THE RECORDS —
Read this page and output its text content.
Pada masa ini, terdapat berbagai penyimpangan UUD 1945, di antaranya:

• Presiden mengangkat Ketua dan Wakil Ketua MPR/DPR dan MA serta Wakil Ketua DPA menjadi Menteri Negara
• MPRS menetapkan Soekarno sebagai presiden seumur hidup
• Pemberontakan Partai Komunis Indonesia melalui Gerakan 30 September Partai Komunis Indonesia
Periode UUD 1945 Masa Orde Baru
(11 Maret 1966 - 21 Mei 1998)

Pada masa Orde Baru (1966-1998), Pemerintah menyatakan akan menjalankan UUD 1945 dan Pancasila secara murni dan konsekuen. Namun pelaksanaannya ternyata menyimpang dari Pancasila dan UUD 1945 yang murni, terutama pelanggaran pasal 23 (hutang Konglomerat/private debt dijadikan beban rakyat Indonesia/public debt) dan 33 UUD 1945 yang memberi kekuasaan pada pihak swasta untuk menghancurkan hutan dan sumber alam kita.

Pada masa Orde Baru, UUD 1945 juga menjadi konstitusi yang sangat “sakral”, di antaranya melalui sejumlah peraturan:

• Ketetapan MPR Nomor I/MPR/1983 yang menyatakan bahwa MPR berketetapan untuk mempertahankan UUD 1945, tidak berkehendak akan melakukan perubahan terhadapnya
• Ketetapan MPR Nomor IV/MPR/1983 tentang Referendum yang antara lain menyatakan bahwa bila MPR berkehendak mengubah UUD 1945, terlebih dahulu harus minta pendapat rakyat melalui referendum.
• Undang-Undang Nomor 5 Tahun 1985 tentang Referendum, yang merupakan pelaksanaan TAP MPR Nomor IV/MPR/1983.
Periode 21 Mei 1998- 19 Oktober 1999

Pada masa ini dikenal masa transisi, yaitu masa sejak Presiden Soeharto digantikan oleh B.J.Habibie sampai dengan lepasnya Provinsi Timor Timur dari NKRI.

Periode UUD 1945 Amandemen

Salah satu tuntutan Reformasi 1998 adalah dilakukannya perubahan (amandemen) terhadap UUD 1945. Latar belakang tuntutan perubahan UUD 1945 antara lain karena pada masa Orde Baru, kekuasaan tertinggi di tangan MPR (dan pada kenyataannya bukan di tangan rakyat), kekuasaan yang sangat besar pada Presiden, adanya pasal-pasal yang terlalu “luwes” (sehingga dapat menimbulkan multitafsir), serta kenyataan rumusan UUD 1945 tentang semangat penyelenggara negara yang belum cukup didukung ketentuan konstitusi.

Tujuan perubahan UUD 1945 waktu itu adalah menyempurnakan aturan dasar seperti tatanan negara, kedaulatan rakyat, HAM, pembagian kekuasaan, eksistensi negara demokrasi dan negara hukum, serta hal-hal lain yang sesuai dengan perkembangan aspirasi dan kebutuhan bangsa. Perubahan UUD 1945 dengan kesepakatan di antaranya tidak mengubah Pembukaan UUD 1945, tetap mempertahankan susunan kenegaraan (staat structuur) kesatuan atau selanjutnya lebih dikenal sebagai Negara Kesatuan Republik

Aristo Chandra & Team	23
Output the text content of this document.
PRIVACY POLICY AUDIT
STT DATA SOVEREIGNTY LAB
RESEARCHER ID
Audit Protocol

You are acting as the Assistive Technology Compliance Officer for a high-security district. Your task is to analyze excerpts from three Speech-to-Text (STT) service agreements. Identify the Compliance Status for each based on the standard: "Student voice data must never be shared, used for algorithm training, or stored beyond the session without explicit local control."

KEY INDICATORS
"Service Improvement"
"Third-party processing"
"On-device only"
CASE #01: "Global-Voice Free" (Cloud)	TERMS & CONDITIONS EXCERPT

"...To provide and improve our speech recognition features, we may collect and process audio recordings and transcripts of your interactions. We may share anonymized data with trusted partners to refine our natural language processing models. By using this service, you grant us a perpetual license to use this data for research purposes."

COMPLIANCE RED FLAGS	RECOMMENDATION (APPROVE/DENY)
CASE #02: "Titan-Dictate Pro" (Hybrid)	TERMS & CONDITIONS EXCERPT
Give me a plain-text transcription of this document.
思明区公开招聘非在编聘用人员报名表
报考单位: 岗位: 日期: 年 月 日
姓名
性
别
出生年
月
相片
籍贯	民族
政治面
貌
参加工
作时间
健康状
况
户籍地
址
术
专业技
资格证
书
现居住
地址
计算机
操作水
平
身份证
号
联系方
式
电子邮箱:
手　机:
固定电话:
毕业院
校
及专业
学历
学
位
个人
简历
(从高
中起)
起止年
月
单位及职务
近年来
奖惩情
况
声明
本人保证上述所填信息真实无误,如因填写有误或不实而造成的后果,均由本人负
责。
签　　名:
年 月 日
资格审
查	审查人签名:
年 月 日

EXERCISE DETAILS —
Your answer should be one number: how many lines in the material above contain the string "melalui".

RESULT OF THIS EXERCISE —
3